**** Input material ****

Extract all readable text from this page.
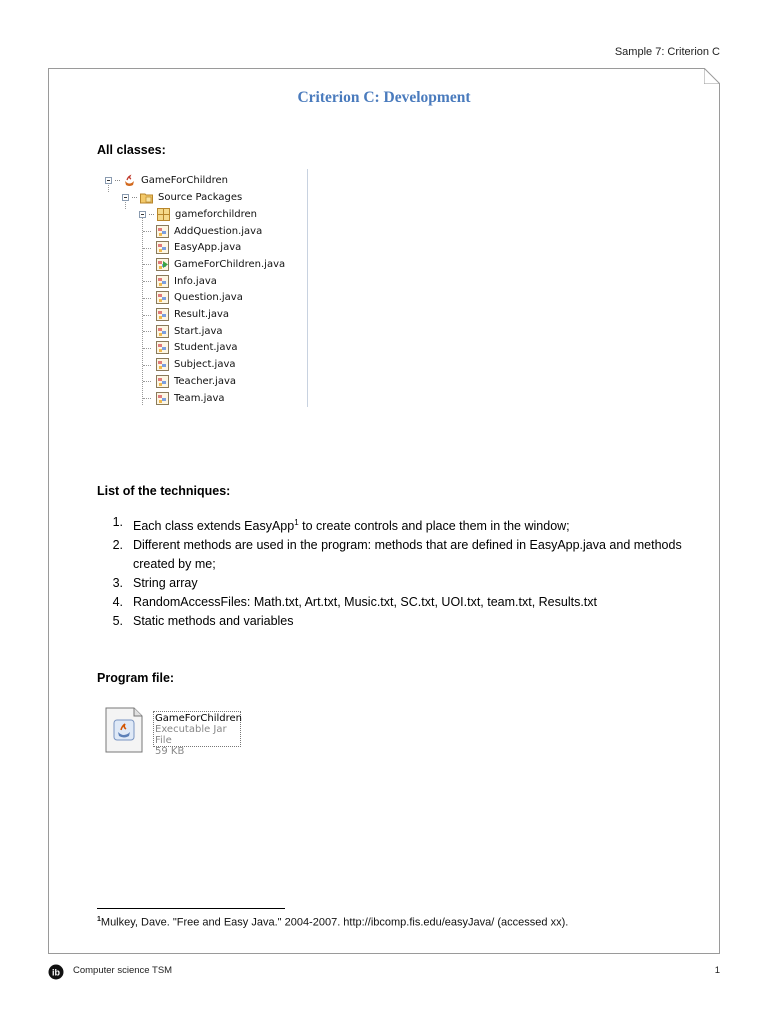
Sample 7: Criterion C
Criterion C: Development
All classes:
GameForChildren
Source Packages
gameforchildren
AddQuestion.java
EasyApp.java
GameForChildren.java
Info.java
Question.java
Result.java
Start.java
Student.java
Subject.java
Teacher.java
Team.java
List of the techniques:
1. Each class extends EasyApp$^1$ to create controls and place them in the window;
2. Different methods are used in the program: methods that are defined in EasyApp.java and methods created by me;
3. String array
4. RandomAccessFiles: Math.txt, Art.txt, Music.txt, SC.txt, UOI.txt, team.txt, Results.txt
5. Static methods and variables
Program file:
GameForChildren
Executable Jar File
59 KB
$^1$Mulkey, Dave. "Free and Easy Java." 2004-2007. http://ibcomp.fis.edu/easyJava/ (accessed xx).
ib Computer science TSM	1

****
**** Input material ****

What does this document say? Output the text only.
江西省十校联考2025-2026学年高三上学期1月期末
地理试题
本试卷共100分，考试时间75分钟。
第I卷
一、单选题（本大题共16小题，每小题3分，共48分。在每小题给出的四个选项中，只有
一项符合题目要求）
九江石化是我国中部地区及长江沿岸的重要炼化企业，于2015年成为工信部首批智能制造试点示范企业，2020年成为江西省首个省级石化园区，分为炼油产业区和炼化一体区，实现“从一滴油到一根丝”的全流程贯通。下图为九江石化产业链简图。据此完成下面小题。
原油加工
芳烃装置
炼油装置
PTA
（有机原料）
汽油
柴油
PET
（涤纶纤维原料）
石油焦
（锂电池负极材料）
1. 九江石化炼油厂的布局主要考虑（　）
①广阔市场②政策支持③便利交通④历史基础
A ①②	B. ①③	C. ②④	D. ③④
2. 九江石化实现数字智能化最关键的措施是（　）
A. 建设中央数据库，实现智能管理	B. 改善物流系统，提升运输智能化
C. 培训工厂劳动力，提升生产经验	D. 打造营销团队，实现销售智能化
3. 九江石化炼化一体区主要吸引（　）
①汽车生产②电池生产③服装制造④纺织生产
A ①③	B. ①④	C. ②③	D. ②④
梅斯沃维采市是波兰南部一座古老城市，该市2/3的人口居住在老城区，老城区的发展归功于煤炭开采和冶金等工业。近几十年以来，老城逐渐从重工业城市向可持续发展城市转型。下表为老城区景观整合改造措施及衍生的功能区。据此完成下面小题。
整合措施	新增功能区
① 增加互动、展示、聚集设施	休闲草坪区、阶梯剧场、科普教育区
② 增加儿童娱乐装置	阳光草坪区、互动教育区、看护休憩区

****

* What you should do: Look over the listing. Pull out every line with the string "text" in it.

* Answer below:
Extract all readable text from this page.
What does this document say? Output the text only.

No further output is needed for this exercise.